* À faire *
A. Résumez en deux phrases le texte sur la proposition infinitive.
B. Donnez la suite du texte sur la proposition infinitive, à partir de sa dernière phrase.

* Extrait fourni *
==================================================

Une proposition infinitive est une proposition dont le verbe est à l'infinitif. Elle peut être une proposition indépendante, ou une proposition subordonnée.

L'infinitif peut être employé comme prédicat quand le verbe ne nécessite pas l'indication de personne ou de nombre. Dans ce cas, le sujet de l'infinitif est très souvent absent, indifférent ou implicite.

Proposition infinitive indépendante

En français, la proposition infinitive peut être une proposition indépendante.

L'infinitif a souvent un rôle proche de l'impératif[1], pour exprimer un ordre en général impersonnel, comme dans les proverbes, des recettes, ou des avis au public[2] : « Ne pas toucher, danger. » « Laisser cuire à feu doux cinq minutes. »

Il peut également exprimer[1] :

  • l'interrogation ou l'exclamation : « Toi, mentir pour si peu ? », « Ah, le voir mourir !... », « Que faire ? », « À qui se fier ? » ;
  • l'affirmation avec un infinitif de narration ou infinitif historique, introduit par de[2] : « Et tous de s'exclamer : ... » = Et tous s'exclamèrent : ...», « et grenouilles de sauter » = « et grenouilles sautèrent », tour archaïque et littéraire, mais parfaitement correct[3]. En wallon en revanche, cette structure reste encore fréquemment employée sans préposition, fréquemment avec une nuance inchoative. Exemple: Et pår pinser vey a tot moumint on sotea amoussî foû di s' naxhe![4] (On penserait voir à tout moment un lutin sortir de son abri!)

Proposition infinitive subordonnée

Proposition infinitive complément d'objet

Le plus souvent, la proposition infinitive est une proposition subordonnée. Quand la proposition infinitive est dépendante, elle est essentiellement en position de complément d'objet direct[1] par rapport au verbe de la proposition principale. L'infinitive en position de COD n'est introduite par aucune conjonction de subordination.

Les grammairiens ne sont pas d'accord sur les caractères propres de la proposition infinitive[2]. L'infinitif doit avoir son sujet propre[1].

Une proposition infinitive se compose d'un infinitif ayant un sujet propre, qui peut être un nom (différent du sujet de la principale) ou un pronom (« je le vois rire »).

==================================================

* Données fournies *
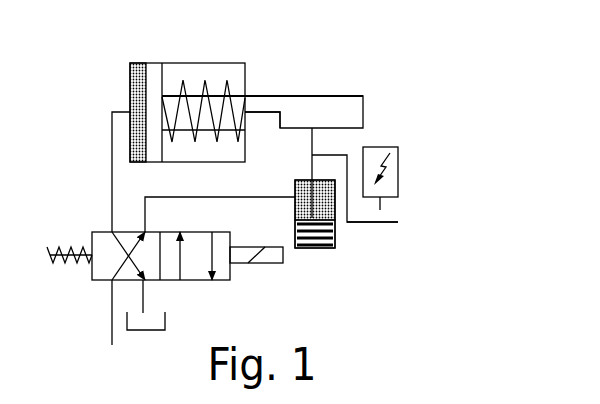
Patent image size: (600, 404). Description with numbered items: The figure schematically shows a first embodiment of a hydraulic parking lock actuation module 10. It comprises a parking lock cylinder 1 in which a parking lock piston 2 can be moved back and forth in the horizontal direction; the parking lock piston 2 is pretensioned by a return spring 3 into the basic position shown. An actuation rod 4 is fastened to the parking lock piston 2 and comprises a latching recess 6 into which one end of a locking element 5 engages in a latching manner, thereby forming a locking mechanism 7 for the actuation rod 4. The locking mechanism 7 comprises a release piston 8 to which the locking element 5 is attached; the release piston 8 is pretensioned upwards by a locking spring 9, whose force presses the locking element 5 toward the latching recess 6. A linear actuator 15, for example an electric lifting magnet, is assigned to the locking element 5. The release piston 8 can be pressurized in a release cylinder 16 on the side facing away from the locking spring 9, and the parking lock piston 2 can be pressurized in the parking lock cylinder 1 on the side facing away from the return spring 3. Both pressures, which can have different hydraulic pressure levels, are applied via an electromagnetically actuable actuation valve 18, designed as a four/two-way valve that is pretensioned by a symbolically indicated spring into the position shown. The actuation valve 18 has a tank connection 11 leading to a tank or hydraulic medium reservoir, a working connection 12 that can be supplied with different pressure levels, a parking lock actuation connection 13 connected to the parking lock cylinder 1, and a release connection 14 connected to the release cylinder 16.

==================================================

* Réponses dans l'ordre *
A. Une proposition infinitive a son verbe à l'infinitif et peut être indépendante, exprimant alors souvent un ordre impersonnel, une interrogation, une exclamation ou une affirmation avec l'infinitif de narration. Le plus souvent, elle est subordonnée et se place essentiellement en complément d'objet direct du verbe principal, sans conjonction de subordination, avec un infinitif qui a son sujet propre, nom ou pronom.

B.
Ainsi, dans : « Hélène voit sa mère venir » : dans la proposition principale le sujet (qui voit) est Hélène, dans la proposition subordonnée le sujet (qui est-ce qui vient) est sa mère[5].

La proposition infinitive est limitée à quelques cas figés en français :

  • Après les verbes de perception (entendre, voir, etc.) : « Georges écoutait le vent gémir dans les arbres ».
  • Après des semi-auxiliaires, les verbes laisser, envoyer et les présentatifs voici - voilà peuvent avoir une proposition infinitive comme complément d'objet : « Voici venir les beaux jours »[5].
  • En français classique après les verbes de connaissance (savoir, croire, etc.).

Ainsi, on dit « Je regarde les gens rire dans le jardin », où « Les gens rire (dans le jardin) » est le complément d'objet du verbe de la proposition principale « Je regarde - quoi? » ; et le verbe rire est le verbe à l'infinitif de la proposition subordonnée.

Complément d'objet de la proposition principale

Le complément d'objet de la principale est la proposition infinitive dans son ensemble, ou spécifiquement le verbe à l'infinitif, non uniquement le sujet de la subordonnée.

Pour une phrase comme « Je regarde les gens rire » :

  • qui est-ce qui ritles gens, sujet de "rire". Le fait que le verbe soit à l'infinitif n'empêche pas qu'il ait un sujet.
  • je regarde quoi ⇒ "les gens rire", ou encore, je regarde "rire".

La structure élémentaire de la phrase est « je regarde rire », et dans cette proposition infinitive subordonnée, c'est le verbe à l'infinitif qui est essentiellement COD de "regarde".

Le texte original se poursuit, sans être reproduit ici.